R. Fleming: Well, that’s quite a revision on the history of the dispute. I certainly don’t want to use up too much time this afternoon. But clearly, the minister has forgotten that his government moved, applied for and received from the Labour Relations Board an order for a partial lockout, which escalated further.
At the very least, you would expect him to concede that there are two sides in the dispute. I would actually hope that he would be able to, in hindsight and having the benefit of being the minister now for a couple years, admit that at key points the dispute escalated far beyond where it should have. What happened over these past two school years — the scale of disruption — should never have been allowed to have occurred.
I don’t expect the minister will take that opportunity this afternoon, so I don’t want to waste a lot of time on this matter and going through that dispute. I want to talk about the opportunity he had, after such a scale of disruption, to smooth things over — to do as the Premier had suggested, which was to turn a new leaf and to develop new relationships both with the school boards, who were put under considerable difficulty, but most importantly, perhaps given who was most directly involved with the dispute, the teaching profession in British Columbia.
That hasn’t happened. This budget was an opportunity to do that. Instead, what we’re seeing is considerable strife once again and layoff notices that will likely be attached to so-called administrative savings that will necessitate cuts on the ground, in real communities, happening to real people in British Columbia. That’s the reality, and that’s what I think I would like to engage the minister on this afternoon.
Just a question, though, for the minister before we get into that. The Select Standing Committee on Finance — which performs a vital function for the Legislative Assembly and, I think, for the government — travels far and wide in British Columbia, hears submissions, is able to cross-examine presenters and spends a number of months gathering information and getting a sense of what the priorities are of British Columbians to then submit and feed into the budget-making process both for this minister and his cabinet colleagues.

▶ SET PROBLEM 1: Transcribe the debate excerpt from "I don’t expect" down to "profession in British Columbia.".
▶ SET PROBLEM 2: According to the debate excerpt, what did the minister's government apply for and receive from the Labour Relations Board?
Work from the debate excerpt alone.

▶ DATASET EXCERPT:
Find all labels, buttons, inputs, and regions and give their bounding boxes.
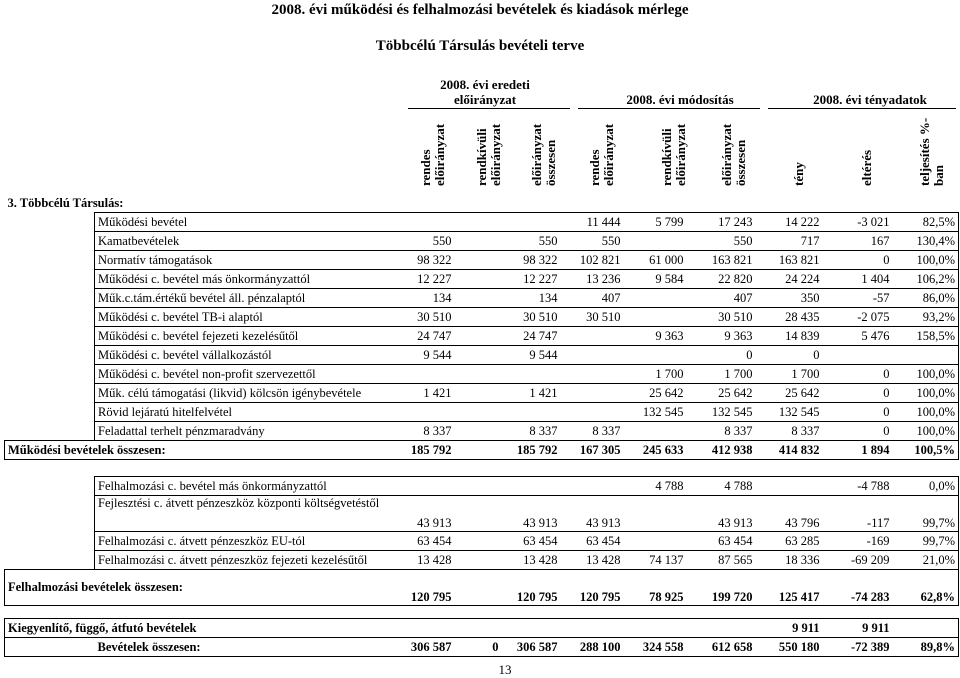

▶ COMPLETE RESPONSE 1:
I don’t expect the minister will take that opportunity this afternoon, so I don’t want to waste a lot of time on this matter and going through that dispute. I want to talk about the opportunity he had, after such a scale of disruption, to smooth things over — to do as the Premier had suggested, which was to turn a new leaf and to develop new relationships both with the school boards, who were put under considerable difficulty, but most importantly, perhaps given who was most directly involved with the dispute, the teaching profession in British Columbia.

▶ COMPLETE RESPONSE 2: An order for a partial lockout.